**Record list**
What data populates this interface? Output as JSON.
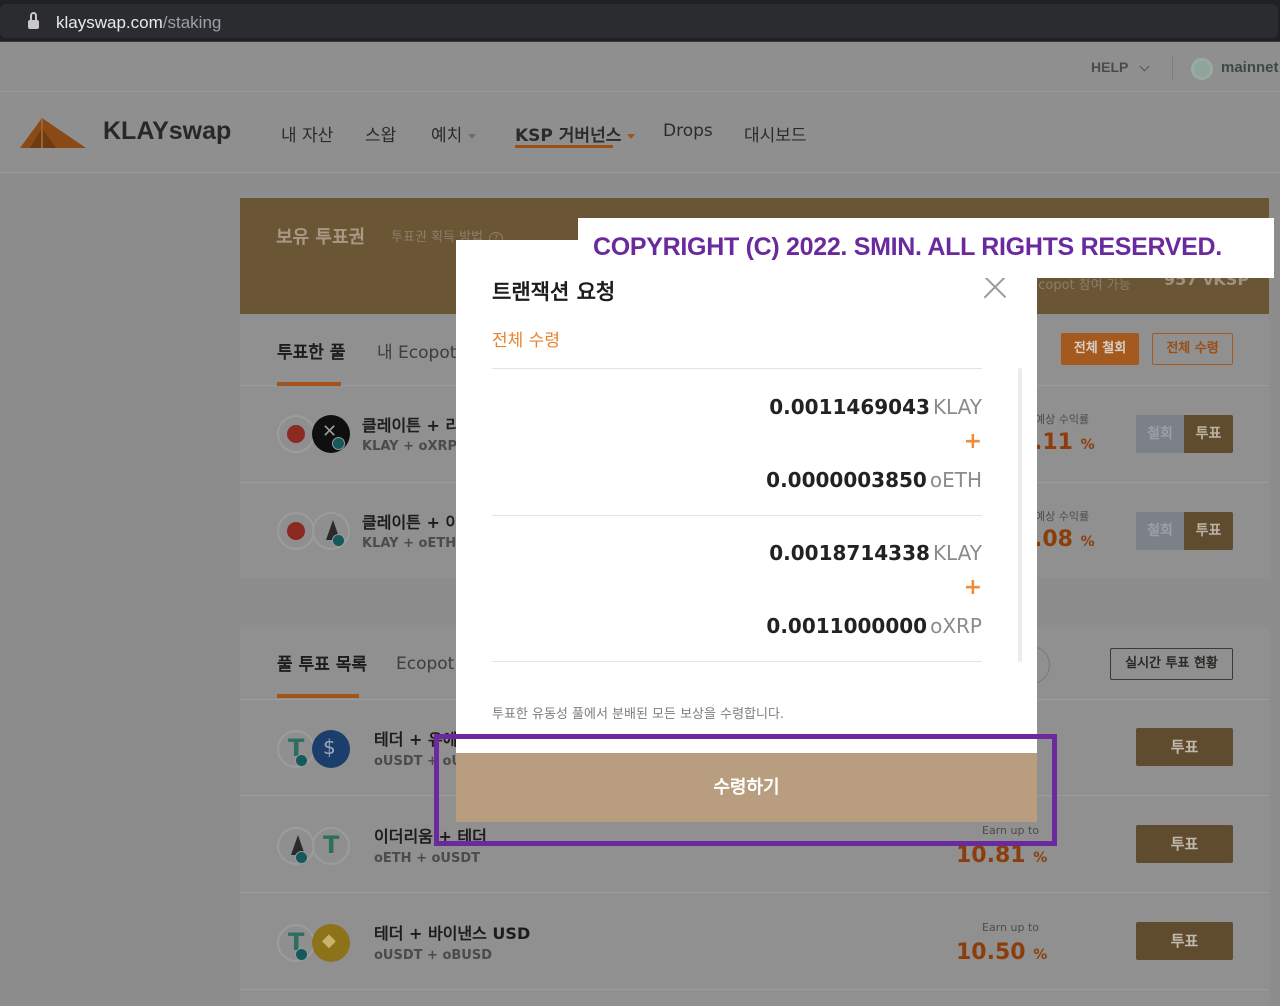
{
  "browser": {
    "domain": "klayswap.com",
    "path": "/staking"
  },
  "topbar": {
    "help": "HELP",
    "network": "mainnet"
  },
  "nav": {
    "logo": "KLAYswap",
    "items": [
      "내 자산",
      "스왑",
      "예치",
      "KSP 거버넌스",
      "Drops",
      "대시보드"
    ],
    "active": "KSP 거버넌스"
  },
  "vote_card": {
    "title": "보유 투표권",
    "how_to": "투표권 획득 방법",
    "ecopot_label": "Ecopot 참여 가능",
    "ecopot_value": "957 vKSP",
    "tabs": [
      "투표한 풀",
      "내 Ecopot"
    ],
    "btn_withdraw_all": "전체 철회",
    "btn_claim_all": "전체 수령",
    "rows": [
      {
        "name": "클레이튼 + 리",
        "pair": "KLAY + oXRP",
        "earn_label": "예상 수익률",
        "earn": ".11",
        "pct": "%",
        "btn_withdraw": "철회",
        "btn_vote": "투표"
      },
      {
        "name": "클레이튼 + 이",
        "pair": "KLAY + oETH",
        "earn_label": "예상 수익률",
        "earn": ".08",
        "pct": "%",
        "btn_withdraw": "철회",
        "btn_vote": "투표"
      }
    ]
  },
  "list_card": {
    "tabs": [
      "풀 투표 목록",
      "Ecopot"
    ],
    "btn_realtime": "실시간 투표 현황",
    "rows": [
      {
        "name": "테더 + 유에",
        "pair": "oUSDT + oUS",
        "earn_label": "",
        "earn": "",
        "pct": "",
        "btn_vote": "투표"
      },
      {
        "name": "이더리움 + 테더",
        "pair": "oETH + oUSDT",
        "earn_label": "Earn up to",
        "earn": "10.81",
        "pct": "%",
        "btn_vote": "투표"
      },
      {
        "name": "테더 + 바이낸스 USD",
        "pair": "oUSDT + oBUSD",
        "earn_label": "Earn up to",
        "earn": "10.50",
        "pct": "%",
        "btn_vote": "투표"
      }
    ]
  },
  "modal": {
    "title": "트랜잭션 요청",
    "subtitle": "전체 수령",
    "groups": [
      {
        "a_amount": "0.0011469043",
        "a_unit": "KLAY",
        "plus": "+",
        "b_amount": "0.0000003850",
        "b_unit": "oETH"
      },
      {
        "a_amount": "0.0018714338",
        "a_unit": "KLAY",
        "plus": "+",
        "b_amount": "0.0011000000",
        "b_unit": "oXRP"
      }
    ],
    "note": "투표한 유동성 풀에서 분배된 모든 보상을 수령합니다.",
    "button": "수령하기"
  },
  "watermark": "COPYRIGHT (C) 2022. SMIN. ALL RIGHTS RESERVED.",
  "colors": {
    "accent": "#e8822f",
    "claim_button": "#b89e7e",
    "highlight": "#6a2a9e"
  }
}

* * *

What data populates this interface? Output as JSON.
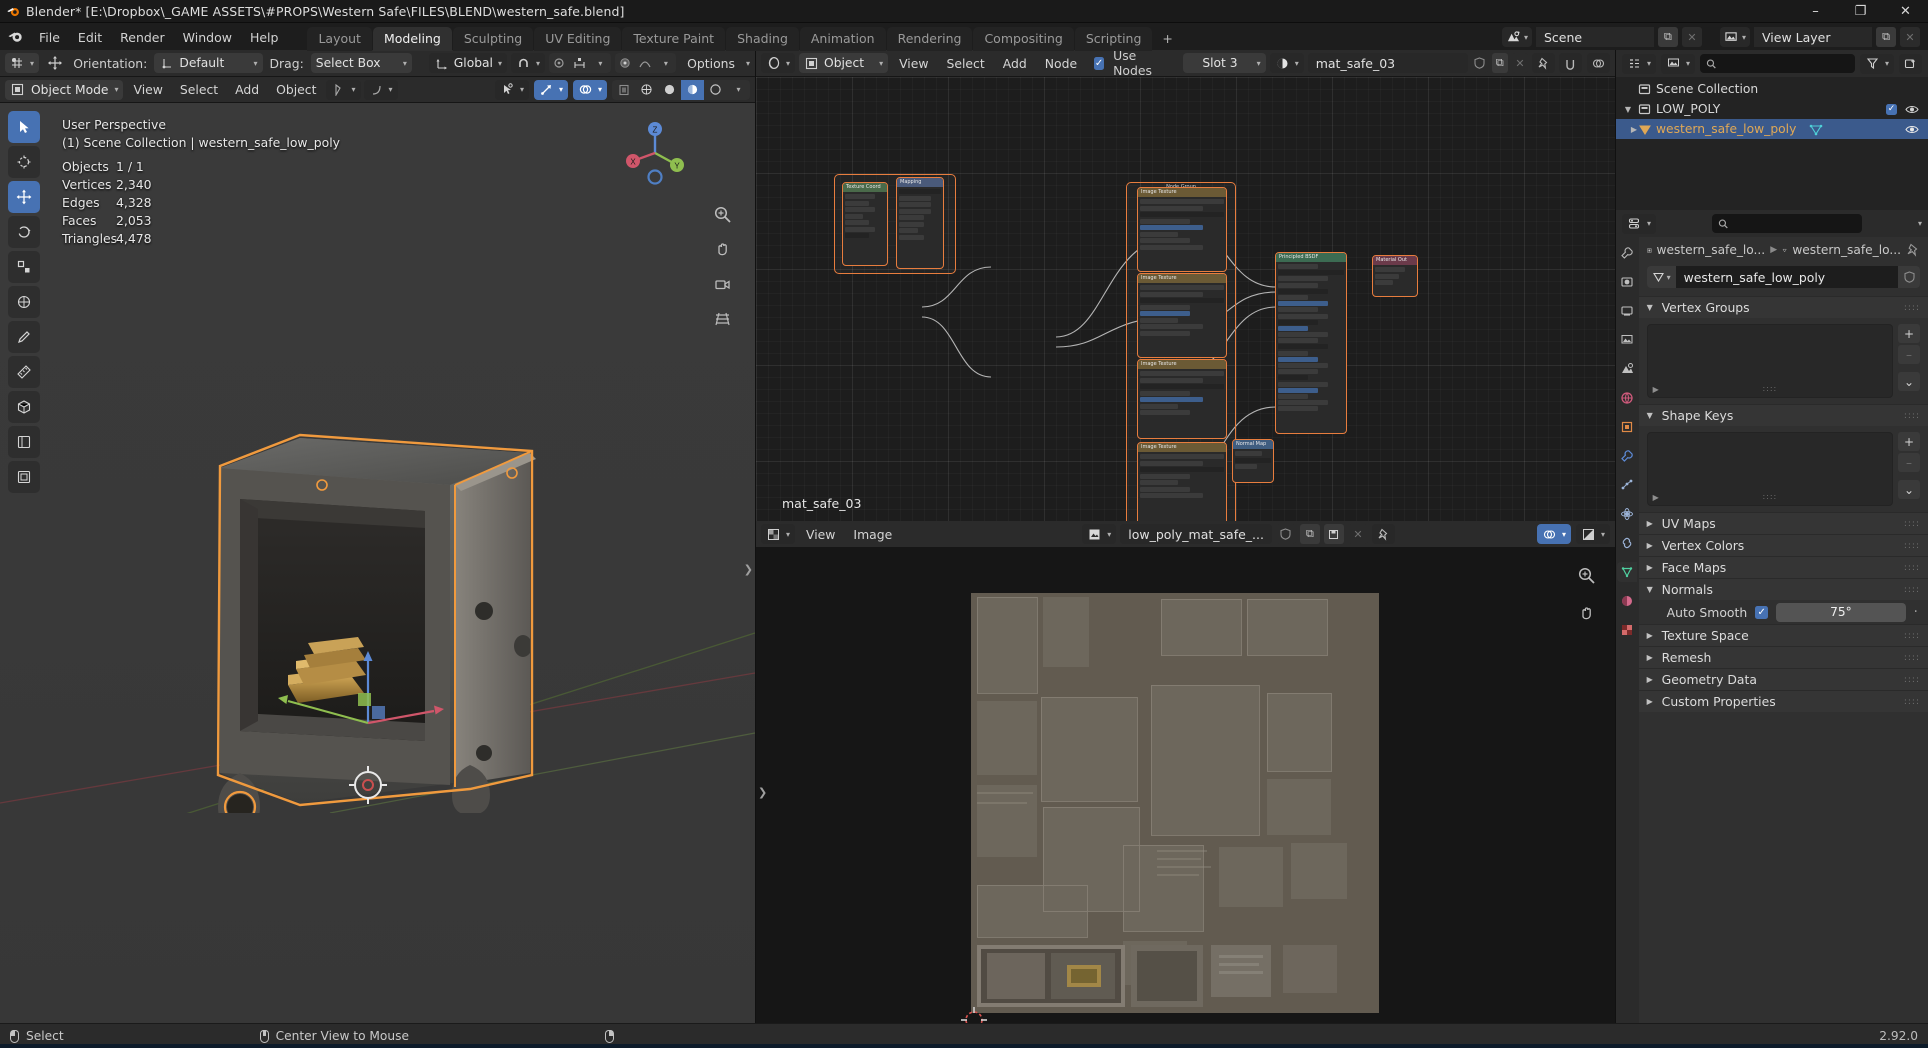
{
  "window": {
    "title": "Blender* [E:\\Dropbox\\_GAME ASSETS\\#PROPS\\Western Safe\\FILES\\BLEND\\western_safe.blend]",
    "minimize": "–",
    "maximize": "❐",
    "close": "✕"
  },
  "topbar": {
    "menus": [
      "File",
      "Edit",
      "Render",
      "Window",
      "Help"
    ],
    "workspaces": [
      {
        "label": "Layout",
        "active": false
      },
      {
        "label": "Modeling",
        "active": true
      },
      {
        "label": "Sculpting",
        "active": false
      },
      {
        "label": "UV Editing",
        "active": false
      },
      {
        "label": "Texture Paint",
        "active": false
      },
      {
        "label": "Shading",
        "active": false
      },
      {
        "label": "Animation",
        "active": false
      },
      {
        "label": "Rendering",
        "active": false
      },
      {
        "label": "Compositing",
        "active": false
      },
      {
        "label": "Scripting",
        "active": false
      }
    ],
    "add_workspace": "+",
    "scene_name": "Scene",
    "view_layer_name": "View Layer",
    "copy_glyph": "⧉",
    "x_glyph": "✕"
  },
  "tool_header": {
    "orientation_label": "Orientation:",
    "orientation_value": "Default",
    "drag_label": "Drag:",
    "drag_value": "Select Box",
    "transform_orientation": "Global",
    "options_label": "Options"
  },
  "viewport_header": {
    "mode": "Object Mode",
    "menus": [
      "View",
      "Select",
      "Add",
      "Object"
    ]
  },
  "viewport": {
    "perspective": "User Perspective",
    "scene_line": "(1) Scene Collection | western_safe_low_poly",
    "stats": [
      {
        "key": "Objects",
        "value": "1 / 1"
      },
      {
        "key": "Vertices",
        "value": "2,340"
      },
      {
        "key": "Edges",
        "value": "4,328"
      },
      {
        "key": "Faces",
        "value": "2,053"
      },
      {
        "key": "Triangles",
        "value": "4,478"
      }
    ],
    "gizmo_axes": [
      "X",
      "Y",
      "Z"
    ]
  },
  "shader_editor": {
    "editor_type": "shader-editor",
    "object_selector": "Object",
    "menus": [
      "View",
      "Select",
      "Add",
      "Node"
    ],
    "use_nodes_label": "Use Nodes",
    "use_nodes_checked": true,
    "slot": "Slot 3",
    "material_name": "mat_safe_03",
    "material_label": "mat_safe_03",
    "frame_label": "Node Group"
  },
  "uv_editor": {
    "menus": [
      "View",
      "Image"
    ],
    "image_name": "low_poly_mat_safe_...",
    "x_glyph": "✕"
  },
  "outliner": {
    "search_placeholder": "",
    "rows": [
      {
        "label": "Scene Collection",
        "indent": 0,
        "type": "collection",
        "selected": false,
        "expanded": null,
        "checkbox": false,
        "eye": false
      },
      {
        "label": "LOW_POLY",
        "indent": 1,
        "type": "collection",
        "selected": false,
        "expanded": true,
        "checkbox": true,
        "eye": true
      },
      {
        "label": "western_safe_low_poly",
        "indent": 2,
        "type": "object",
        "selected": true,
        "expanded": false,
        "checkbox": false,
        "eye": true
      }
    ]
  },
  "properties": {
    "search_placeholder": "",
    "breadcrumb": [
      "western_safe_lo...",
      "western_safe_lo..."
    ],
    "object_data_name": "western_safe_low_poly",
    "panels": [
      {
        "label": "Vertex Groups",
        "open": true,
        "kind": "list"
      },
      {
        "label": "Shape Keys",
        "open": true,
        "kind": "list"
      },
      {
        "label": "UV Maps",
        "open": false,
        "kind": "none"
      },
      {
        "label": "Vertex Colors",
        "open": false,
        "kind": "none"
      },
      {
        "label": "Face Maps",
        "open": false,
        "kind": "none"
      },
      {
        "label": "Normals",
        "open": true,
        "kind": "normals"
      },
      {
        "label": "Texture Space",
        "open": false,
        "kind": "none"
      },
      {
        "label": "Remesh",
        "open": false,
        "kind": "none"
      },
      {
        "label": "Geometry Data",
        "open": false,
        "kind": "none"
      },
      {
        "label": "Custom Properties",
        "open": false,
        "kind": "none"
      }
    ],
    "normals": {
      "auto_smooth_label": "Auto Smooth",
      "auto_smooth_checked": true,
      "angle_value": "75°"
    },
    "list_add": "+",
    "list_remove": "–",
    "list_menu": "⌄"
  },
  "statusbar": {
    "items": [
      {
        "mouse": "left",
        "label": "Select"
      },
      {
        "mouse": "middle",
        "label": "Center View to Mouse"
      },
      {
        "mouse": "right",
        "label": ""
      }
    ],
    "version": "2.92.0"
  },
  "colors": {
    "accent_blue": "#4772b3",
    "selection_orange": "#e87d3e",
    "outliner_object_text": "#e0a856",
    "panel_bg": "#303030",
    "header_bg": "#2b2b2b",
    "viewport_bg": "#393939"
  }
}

**Written instruction**
Identify each line in the records above containing the word "Vertex"; copy those lines.

**Finished task**
        "label": "Vertex Groups",
        "label": "Vertex Colors",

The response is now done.